Rows from a dataset.
———

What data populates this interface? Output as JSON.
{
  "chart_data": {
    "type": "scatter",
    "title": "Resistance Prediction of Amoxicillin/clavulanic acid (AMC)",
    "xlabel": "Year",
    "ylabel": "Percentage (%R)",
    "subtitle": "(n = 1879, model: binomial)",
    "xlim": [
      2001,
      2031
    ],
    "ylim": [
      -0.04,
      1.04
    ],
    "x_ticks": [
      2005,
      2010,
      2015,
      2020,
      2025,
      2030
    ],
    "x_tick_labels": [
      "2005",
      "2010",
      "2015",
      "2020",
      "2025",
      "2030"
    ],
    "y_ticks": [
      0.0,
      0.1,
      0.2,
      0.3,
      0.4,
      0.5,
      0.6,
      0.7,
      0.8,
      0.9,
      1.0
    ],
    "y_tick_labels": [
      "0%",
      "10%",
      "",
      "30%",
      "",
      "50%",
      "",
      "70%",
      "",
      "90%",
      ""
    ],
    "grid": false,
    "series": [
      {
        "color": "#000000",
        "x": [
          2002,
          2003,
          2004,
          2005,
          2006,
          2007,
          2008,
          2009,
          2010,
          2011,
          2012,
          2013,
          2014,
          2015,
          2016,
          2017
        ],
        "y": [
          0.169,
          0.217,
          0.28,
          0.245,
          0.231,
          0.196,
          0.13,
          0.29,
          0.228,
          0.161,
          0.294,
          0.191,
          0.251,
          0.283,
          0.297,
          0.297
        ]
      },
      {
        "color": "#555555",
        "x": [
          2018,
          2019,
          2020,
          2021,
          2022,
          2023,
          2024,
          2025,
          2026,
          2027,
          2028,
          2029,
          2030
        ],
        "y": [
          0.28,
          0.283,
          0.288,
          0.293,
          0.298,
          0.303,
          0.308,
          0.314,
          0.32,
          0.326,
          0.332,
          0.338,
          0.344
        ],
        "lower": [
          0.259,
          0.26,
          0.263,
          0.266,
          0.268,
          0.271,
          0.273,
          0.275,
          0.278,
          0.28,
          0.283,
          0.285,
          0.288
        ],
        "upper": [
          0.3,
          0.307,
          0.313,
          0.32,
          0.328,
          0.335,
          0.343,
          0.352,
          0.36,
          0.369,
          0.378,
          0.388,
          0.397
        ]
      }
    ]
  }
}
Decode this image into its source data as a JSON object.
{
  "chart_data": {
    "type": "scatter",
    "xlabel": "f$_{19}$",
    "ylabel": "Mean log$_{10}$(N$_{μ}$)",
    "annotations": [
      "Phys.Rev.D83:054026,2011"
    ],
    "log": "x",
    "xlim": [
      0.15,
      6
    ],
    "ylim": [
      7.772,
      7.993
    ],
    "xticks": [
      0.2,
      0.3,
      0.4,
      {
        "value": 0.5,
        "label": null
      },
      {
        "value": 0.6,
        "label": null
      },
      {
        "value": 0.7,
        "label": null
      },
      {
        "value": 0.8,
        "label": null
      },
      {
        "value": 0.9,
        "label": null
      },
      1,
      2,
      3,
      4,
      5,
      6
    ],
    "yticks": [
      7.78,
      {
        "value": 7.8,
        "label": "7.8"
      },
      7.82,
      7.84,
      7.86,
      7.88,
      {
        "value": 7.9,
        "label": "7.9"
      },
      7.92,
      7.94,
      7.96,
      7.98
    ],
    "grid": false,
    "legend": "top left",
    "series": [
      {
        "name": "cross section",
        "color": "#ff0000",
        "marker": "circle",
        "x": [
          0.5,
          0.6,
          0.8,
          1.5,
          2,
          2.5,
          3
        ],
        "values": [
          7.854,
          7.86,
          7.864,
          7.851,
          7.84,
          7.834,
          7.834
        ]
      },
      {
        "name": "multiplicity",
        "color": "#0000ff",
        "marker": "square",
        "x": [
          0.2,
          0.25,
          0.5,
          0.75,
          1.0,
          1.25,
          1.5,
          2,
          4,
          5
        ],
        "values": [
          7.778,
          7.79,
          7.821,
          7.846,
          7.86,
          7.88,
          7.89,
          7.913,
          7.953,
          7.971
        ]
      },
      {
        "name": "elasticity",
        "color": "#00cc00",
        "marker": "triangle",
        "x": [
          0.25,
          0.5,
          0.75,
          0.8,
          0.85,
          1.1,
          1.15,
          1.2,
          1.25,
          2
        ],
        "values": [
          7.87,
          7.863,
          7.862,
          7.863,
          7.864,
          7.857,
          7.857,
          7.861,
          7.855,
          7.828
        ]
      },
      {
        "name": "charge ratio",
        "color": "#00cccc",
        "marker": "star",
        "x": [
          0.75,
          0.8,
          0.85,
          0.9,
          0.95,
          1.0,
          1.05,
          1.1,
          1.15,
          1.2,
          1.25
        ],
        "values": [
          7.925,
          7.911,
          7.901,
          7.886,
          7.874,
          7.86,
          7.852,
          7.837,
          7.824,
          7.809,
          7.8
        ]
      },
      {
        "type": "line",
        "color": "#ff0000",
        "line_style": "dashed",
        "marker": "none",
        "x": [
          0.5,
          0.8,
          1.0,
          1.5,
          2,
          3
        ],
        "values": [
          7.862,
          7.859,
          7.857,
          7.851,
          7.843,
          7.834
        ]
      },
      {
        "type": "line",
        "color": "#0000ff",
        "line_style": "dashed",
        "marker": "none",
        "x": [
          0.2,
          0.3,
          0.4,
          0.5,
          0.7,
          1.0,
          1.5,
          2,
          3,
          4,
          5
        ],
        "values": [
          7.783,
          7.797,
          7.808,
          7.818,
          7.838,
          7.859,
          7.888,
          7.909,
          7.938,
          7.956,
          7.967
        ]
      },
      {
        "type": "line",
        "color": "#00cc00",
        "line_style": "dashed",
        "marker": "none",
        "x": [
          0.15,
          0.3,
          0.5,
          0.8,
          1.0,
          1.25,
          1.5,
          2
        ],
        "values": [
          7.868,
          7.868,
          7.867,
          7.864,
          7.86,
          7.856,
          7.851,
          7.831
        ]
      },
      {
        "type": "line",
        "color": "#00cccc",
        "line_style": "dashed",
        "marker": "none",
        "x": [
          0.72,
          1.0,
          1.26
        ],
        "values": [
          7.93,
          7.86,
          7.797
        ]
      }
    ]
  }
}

———

EXERCISE DETAILS.
Repeat the records above exactly as they appear.

RESULT OF THE EXERCISE.
What data populates this interface? Output as JSON.
{
  "chart_data": {
    "type": "scatter",
    "title": "Resistance Prediction of Amoxicillin/clavulanic acid (AMC)",
    "xlabel": "Year",
    "ylabel": "Percentage (%R)",
    "subtitle": "(n = 1879, model: binomial)",
    "xlim": [
      2001,
      2031
    ],
    "ylim": [
      -0.04,
      1.04
    ],
    "x_ticks": [
      2005,
      2010,
      2015,
      2020,
      2025,
      2030
    ],
    "x_tick_labels": [
      "2005",
      "2010",
      "2015",
      "2020",
      "2025",
      "2030"
    ],
    "y_ticks": [
      0.0,
      0.1,
      0.2,
      0.3,
      0.4,
      0.5,
      0.6,
      0.7,
      0.8,
      0.9,
      1.0
    ],
    "y_tick_labels": [
      "0%",
      "10%",
      "",
      "30%",
      "",
      "50%",
      "",
      "70%",
      "",
      "90%",
      ""
    ],
    "grid": false,
    "series": [
      {
        "color": "#000000",
        "x": [
          2002,
          2003,
          2004,
          2005,
          2006,
          2007,
          2008,
          2009,
          2010,
          2011,
          2012,
          2013,
          2014,
          2015,
          2016,
          2017
        ],
        "y": [
          0.169,
          0.217,
          0.28,
          0.245,
          0.231,
          0.196,
          0.13,
          0.29,
          0.228,
          0.161,
          0.294,
          0.191,
          0.251,
          0.283,
          0.297,
          0.297
        ]
      },
      {
        "color": "#555555",
        "x": [
          2018,
          2019,
          2020,
          2021,
          2022,
          2023,
          2024,
          2025,
          2026,
          2027,
          2028,
          2029,
          2030
        ],
        "y": [
          0.28,
          0.283,
          0.288,
          0.293,
          0.298,
          0.303,
          0.308,
          0.314,
          0.32,
          0.326,
          0.332,
          0.338,
          0.344
        ],
        "lower": [
          0.259,
          0.26,
          0.263,
          0.266,
          0.268,
          0.271,
          0.273,
          0.275,
          0.278,
          0.28,
          0.283,
          0.285,
          0.288
        ],
        "upper": [
          0.3,
          0.307,
          0.313,
          0.32,
          0.328,
          0.335,
          0.343,
          0.352,
          0.36,
          0.369,
          0.378,
          0.388,
          0.397
        ]
      }
    ]
  }
}
Decode this image into its source data as a JSON object.
{
  "chart_data": {
    "type": "scatter",
    "xlabel": "f$_{19}$",
    "ylabel": "Mean log$_{10}$(N$_{μ}$)",
    "annotations": [
      "Phys.Rev.D83:054026,2011"
    ],
    "log": "x",
    "xlim": [
      0.15,
      6
    ],
    "ylim": [
      7.772,
      7.993
    ],
    "xticks": [
      0.2,
      0.3,
      0.4,
      {
        "value": 0.5,
        "label": null
      },
      {
        "value": 0.6,
        "label": null
      },
      {
        "value": 0.7,
        "label": null
      },
      {
        "value": 0.8,
        "label": null
      },
      {
        "value": 0.9,
        "label": null
      },
      1,
      2,
      3,
      4,
      5,
      6
    ],
    "yticks": [
      7.78,
      {
        "value": 7.8,
        "label": "7.8"
      },
      7.82,
      7.84,
      7.86,
      7.88,
      {
        "value": 7.9,
        "label": "7.9"
      },
      7.92,
      7.94,
      7.96,
      7.98
    ],
    "grid": false,
    "legend": "top left",
    "series": [
      {
        "name": "cross section",
        "color": "#ff0000",
        "marker": "circle",
        "x": [
          0.5,
          0.6,
          0.8,
          1.5,
          2,
          2.5,
          3
        ],
        "values": [
          7.854,
          7.86,
          7.864,
          7.851,
          7.84,
          7.834,
          7.834
        ]
      },
      {
        "name": "multiplicity",
        "color": "#0000ff",
        "marker": "square",
        "x": [
          0.2,
          0.25,
          0.5,
          0.75,
          1.0,
          1.25,
          1.5,
          2,
          4,
          5
        ],
        "values": [
          7.778,
          7.79,
          7.821,
          7.846,
          7.86,
          7.88,
          7.89,
          7.913,
          7.953,
          7.971
        ]
      },
      {
        "name": "elasticity",
        "color": "#00cc00",
        "marker": "triangle",
        "x": [
          0.25,
          0.5,
          0.75,
          0.8,
          0.85,
          1.1,
          1.15,
          1.2,
          1.25,
          2
        ],
        "values": [
          7.87,
          7.863,
          7.862,
          7.863,
          7.864,
          7.857,
          7.857,
          7.861,
          7.855,
          7.828
        ]
      },
      {
        "name": "charge ratio",
        "color": "#00cccc",
        "marker": "star",
        "x": [
          0.75,
          0.8,
          0.85,
          0.9,
          0.95,
          1.0,
          1.05,
          1.1,
          1.15,
          1.2,
          1.25
        ],
        "values": [
          7.925,
          7.911,
          7.901,
          7.886,
          7.874,
          7.86,
          7.852,
          7.837,
          7.824,
          7.809,
          7.8
        ]
      },
      {
        "type": "line",
        "color": "#ff0000",
        "line_style": "dashed",
        "marker": "none",
        "x": [
          0.5,
          0.8,
          1.0,
          1.5,
          2,
          3
        ],
        "values": [
          7.862,
          7.859,
          7.857,
          7.851,
          7.843,
          7.834
        ]
      },
      {
        "type": "line",
        "color": "#0000ff",
        "line_style": "dashed",
        "marker": "none",
        "x": [
          0.2,
          0.3,
          0.4,
          0.5,
          0.7,
          1.0,
          1.5,
          2,
          3,
          4,
          5
        ],
        "values": [
          7.783,
          7.797,
          7.808,
          7.818,
          7.838,
          7.859,
          7.888,
          7.909,
          7.938,
          7.956,
          7.967
        ]
      },
      {
        "type": "line",
        "color": "#00cc00",
        "line_style": "dashed",
        "marker": "none",
        "x": [
          0.15,
          0.3,
          0.5,
          0.8,
          1.0,
          1.25,
          1.5,
          2
        ],
        "values": [
          7.868,
          7.868,
          7.867,
          7.864,
          7.86,
          7.856,
          7.851,
          7.831
        ]
      },
      {
        "type": "line",
        "color": "#00cccc",
        "line_style": "dashed",
        "marker": "none",
        "x": [
          0.72,
          1.0,
          1.26
        ],
        "values": [
          7.93,
          7.86,
          7.797
        ]
      }
    ]
  }
}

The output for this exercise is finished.